(Items listed in a dataset)
— begin —

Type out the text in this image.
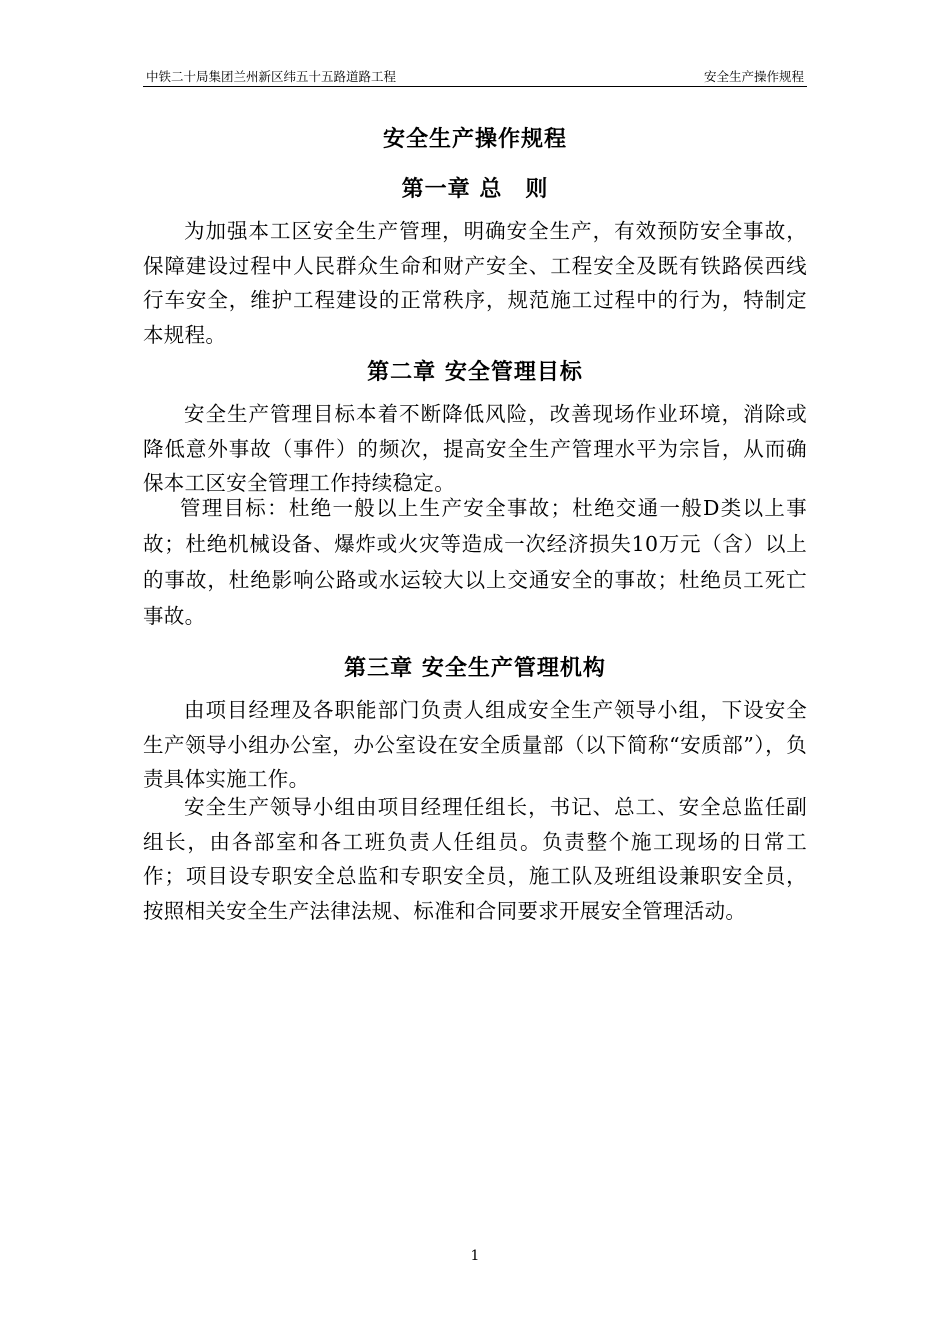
中铁二十局集团兰州新区纬五十五路道路工程	安全生产操作规程
安全生产操作规程
第一章 总　则
为加强本工区安全生产管理，明确安全生产，有效预防安全事故，保障建设过程中人民群众生命和财产安全、工程安全及既有铁路侯西线行车安全，维护工程建设的正常秩序，规范施工过程中的行为，特制定本规程。
第二章 安全管理目标
安全生产管理目标本着不断降低风险，改善现场作业环境，消除或降低意外事故（事件）的频次，提高安全生产管理水平为宗旨，从而确保本工区安全管理工作持续稳定。
管理目标：杜绝一般以上生产安全事故；杜绝交通一般D类以上事故；杜绝机械设备、爆炸或火灾等造成一次经济损失10万元（含）以上的事故，杜绝影响公路或水运较大以上交通安全的事故；杜绝员工死亡事故。
第三章 安全生产管理机构
由项目经理及各职能部门负责人组成安全生产领导小组，下设安全生产领导小组办公室，办公室设在安全质量部（以下简称“安质部”），负责具体实施工作。
安全生产领导小组由项目经理任组长，书记、总工、安全总监任副组长，由各部室和各工班负责人任组员。负责整个施工现场的日常工作；项目设专职安全总监和专职安全员，施工队及班组设兼职安全员，按照相关安全生产法律法规、标准和合同要求开展安全管理活动。
1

— end —

• WHAT THE TASK ASKS
Write the full listing out again with every line unchanged, but include no pictures.

• COMPLETED TASK
Type out the text in this image.
中铁二十局集团兰州新区纬五十五路道路工程	安全生产操作规程
安全生产操作规程
第一章 总　则
为加强本工区安全生产管理，明确安全生产，有效预防安全事故，保障建设过程中人民群众生命和财产安全、工程安全及既有铁路侯西线行车安全，维护工程建设的正常秩序，规范施工过程中的行为，特制定本规程。
第二章 安全管理目标
安全生产管理目标本着不断降低风险，改善现场作业环境，消除或降低意外事故（事件）的频次，提高安全生产管理水平为宗旨，从而确保本工区安全管理工作持续稳定。
管理目标：杜绝一般以上生产安全事故；杜绝交通一般D类以上事故；杜绝机械设备、爆炸或火灾等造成一次经济损失10万元（含）以上的事故，杜绝影响公路或水运较大以上交通安全的事故；杜绝员工死亡事故。
第三章 安全生产管理机构
由项目经理及各职能部门负责人组成安全生产领导小组，下设安全生产领导小组办公室，办公室设在安全质量部（以下简称“安质部”），负责具体实施工作。
安全生产领导小组由项目经理任组长，书记、总工、安全总监任副组长，由各部室和各工班负责人任组员。负责整个施工现场的日常工作；项目设专职安全总监和专职安全员，施工队及班组设兼职安全员，按照相关安全生产法律法规、标准和合同要求开展安全管理活动。
1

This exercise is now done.